>>>
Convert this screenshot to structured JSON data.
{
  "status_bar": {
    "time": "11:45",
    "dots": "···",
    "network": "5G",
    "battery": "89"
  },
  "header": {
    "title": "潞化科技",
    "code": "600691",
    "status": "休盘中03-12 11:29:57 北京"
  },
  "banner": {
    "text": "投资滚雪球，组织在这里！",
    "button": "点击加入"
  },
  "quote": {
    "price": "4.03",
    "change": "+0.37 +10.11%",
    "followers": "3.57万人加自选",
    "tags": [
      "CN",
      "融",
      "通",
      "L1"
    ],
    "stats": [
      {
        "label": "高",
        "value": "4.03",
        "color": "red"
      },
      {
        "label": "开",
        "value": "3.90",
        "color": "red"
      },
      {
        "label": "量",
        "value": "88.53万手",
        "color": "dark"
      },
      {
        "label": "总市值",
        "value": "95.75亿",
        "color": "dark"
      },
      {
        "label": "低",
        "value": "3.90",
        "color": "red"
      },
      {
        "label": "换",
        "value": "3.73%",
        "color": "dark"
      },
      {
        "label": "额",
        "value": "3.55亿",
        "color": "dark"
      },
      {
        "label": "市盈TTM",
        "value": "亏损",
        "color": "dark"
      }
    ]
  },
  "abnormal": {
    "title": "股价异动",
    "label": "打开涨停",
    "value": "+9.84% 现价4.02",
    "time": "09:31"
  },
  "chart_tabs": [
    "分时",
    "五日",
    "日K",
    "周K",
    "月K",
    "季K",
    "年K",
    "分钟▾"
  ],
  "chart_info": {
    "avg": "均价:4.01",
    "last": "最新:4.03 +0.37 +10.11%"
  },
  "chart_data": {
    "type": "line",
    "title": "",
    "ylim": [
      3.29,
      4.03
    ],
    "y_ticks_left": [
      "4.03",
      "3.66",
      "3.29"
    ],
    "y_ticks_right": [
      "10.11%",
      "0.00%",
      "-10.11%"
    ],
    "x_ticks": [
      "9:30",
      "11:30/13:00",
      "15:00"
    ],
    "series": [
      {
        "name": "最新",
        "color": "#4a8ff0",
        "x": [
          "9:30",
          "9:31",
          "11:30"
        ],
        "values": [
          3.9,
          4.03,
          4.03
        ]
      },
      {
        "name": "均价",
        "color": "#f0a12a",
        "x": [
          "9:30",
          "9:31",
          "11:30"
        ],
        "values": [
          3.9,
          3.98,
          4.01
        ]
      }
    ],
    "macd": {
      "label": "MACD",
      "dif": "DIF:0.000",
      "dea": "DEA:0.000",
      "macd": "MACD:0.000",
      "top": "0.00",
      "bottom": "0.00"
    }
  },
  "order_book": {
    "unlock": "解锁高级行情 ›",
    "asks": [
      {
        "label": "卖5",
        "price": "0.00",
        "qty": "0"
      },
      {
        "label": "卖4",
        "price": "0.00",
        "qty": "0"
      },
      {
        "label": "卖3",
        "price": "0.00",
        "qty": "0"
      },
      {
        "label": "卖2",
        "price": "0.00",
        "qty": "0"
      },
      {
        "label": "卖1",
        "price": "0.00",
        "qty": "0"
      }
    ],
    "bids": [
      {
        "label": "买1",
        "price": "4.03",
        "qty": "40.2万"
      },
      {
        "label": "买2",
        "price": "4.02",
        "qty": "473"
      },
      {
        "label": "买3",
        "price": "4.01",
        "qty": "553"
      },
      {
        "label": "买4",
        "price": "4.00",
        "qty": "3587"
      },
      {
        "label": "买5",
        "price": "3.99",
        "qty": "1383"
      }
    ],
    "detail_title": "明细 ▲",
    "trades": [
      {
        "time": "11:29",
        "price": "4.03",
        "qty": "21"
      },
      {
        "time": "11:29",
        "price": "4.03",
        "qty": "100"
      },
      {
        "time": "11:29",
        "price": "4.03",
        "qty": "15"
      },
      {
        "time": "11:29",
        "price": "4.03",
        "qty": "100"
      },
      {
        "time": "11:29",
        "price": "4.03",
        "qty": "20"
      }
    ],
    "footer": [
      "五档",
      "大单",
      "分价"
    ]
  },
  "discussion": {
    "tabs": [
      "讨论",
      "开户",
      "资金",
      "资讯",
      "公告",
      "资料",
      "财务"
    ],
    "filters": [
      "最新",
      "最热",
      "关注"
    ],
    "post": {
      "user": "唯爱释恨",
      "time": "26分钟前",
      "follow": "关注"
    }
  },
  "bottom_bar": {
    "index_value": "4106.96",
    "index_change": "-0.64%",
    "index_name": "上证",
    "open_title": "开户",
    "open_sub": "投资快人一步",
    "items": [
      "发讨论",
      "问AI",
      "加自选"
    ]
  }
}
<<<
**Short task:** Provide an exact reproduction of all the entries shown above.

**Task output:**
Convert this screenshot to structured JSON data.
{
  "status_bar": {
    "time": "11:45",
    "dots": "···",
    "network": "5G",
    "battery": "89"
  },
  "header": {
    "title": "潞化科技",
    "code": "600691",
    "status": "休盘中03-12 11:29:57 北京"
  },
  "banner": {
    "text": "投资滚雪球，组织在这里！",
    "button": "点击加入"
  },
  "quote": {
    "price": "4.03",
    "change": "+0.37 +10.11%",
    "followers": "3.57万人加自选",
    "tags": [
      "CN",
      "融",
      "通",
      "L1"
    ],
    "stats": [
      {
        "label": "高",
        "value": "4.03",
        "color": "red"
      },
      {
        "label": "开",
        "value": "3.90",
        "color": "red"
      },
      {
        "label": "量",
        "value": "88.53万手",
        "color": "dark"
      },
      {
        "label": "总市值",
        "value": "95.75亿",
        "color": "dark"
      },
      {
        "label": "低",
        "value": "3.90",
        "color": "red"
      },
      {
        "label": "换",
        "value": "3.73%",
        "color": "dark"
      },
      {
        "label": "额",
        "value": "3.55亿",
        "color": "dark"
      },
      {
        "label": "市盈TTM",
        "value": "亏损",
        "color": "dark"
      }
    ]
  },
  "abnormal": {
    "title": "股价异动",
    "label": "打开涨停",
    "value": "+9.84% 现价4.02",
    "time": "09:31"
  },
  "chart_tabs": [
    "分时",
    "五日",
    "日K",
    "周K",
    "月K",
    "季K",
    "年K",
    "分钟▾"
  ],
  "chart_info": {
    "avg": "均价:4.01",
    "last": "最新:4.03 +0.37 +10.11%"
  },
  "chart_data": {
    "type": "line",
    "title": "",
    "ylim": [
      3.29,
      4.03
    ],
    "y_ticks_left": [
      "4.03",
      "3.66",
      "3.29"
    ],
    "y_ticks_right": [
      "10.11%",
      "0.00%",
      "-10.11%"
    ],
    "x_ticks": [
      "9:30",
      "11:30/13:00",
      "15:00"
    ],
    "series": [
      {
        "name": "最新",
        "color": "#4a8ff0",
        "x": [
          "9:30",
          "9:31",
          "11:30"
        ],
        "values": [
          3.9,
          4.03,
          4.03
        ]
      },
      {
        "name": "均价",
        "color": "#f0a12a",
        "x": [
          "9:30",
          "9:31",
          "11:30"
        ],
        "values": [
          3.9,
          3.98,
          4.01
        ]
      }
    ],
    "macd": {
      "label": "MACD",
      "dif": "DIF:0.000",
      "dea": "DEA:0.000",
      "macd": "MACD:0.000",
      "top": "0.00",
      "bottom": "0.00"
    }
  },
  "order_book": {
    "unlock": "解锁高级行情 ›",
    "asks": [
      {
        "label": "卖5",
        "price": "0.00",
        "qty": "0"
      },
      {
        "label": "卖4",
        "price": "0.00",
        "qty": "0"
      },
      {
        "label": "卖3",
        "price": "0.00",
        "qty": "0"
      },
      {
        "label": "卖2",
        "price": "0.00",
        "qty": "0"
      },
      {
        "label": "卖1",
        "price": "0.00",
        "qty": "0"
      }
    ],
    "bids": [
      {
        "label": "买1",
        "price": "4.03",
        "qty": "40.2万"
      },
      {
        "label": "买2",
        "price": "4.02",
        "qty": "473"
      },
      {
        "label": "买3",
        "price": "4.01",
        "qty": "553"
      },
      {
        "label": "买4",
        "price": "4.00",
        "qty": "3587"
      },
      {
        "label": "买5",
        "price": "3.99",
        "qty": "1383"
      }
    ],
    "detail_title": "明细 ▲",
    "trades": [
      {
        "time": "11:29",
        "price": "4.03",
        "qty": "21"
      },
      {
        "time": "11:29",
        "price": "4.03",
        "qty": "100"
      },
      {
        "time": "11:29",
        "price": "4.03",
        "qty": "15"
      },
      {
        "time": "11:29",
        "price": "4.03",
        "qty": "100"
      },
      {
        "time": "11:29",
        "price": "4.03",
        "qty": "20"
      }
    ],
    "footer": [
      "五档",
      "大单",
      "分价"
    ]
  },
  "discussion": {
    "tabs": [
      "讨论",
      "开户",
      "资金",
      "资讯",
      "公告",
      "资料",
      "财务"
    ],
    "filters": [
      "最新",
      "最热",
      "关注"
    ],
    "post": {
      "user": "唯爱释恨",
      "time": "26分钟前",
      "follow": "关注"
    }
  },
  "bottom_bar": {
    "index_value": "4106.96",
    "index_change": "-0.64%",
    "index_name": "上证",
    "open_title": "开户",
    "open_sub": "投资快人一步",
    "items": [
      "发讨论",
      "问AI",
      "加自选"
    ]
  }
}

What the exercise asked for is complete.